* Stated goal *
Your task is to print all of the data word for word.

Stored items

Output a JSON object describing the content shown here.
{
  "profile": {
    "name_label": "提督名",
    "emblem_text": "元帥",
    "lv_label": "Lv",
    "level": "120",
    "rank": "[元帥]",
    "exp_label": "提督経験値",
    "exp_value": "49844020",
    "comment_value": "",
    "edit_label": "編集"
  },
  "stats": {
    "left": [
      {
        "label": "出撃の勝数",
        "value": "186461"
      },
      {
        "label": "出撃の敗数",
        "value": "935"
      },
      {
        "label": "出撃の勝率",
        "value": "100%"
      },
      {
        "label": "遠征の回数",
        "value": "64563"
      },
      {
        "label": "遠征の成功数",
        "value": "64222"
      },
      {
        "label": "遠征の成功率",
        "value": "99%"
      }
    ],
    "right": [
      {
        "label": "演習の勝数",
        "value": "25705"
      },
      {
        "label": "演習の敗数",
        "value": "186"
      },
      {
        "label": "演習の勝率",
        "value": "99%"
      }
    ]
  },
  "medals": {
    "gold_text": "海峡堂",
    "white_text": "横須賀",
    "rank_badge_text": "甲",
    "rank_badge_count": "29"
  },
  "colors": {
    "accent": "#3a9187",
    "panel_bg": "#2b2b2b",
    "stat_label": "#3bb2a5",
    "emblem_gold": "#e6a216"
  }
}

* Output of the exercise *
Output a JSON object describing the content shown here.
{
  "profile": {
    "name_label": "提督名",
    "emblem_text": "元帥",
    "lv_label": "Lv",
    "level": "120",
    "rank": "[元帥]",
    "exp_label": "提督経験値",
    "exp_value": "49844020",
    "comment_value": "",
    "edit_label": "編集"
  },
  "stats": {
    "left": [
      {
        "label": "出撃の勝数",
        "value": "186461"
      },
      {
        "label": "出撃の敗数",
        "value": "935"
      },
      {
        "label": "出撃の勝率",
        "value": "100%"
      },
      {
        "label": "遠征の回数",
        "value": "64563"
      },
      {
        "label": "遠征の成功数",
        "value": "64222"
      },
      {
        "label": "遠征の成功率",
        "value": "99%"
      }
    ],
    "right": [
      {
        "label": "演習の勝数",
        "value": "25705"
      },
      {
        "label": "演習の敗数",
        "value": "186"
      },
      {
        "label": "演習の勝率",
        "value": "99%"
      }
    ]
  },
  "medals": {
    "gold_text": "海峡堂",
    "white_text": "横須賀",
    "rank_badge_text": "甲",
    "rank_badge_count": "29"
  },
  "colors": {
    "accent": "#3a9187",
    "panel_bg": "#2b2b2b",
    "stat_label": "#3bb2a5",
    "emblem_gold": "#e6a216"
  }
}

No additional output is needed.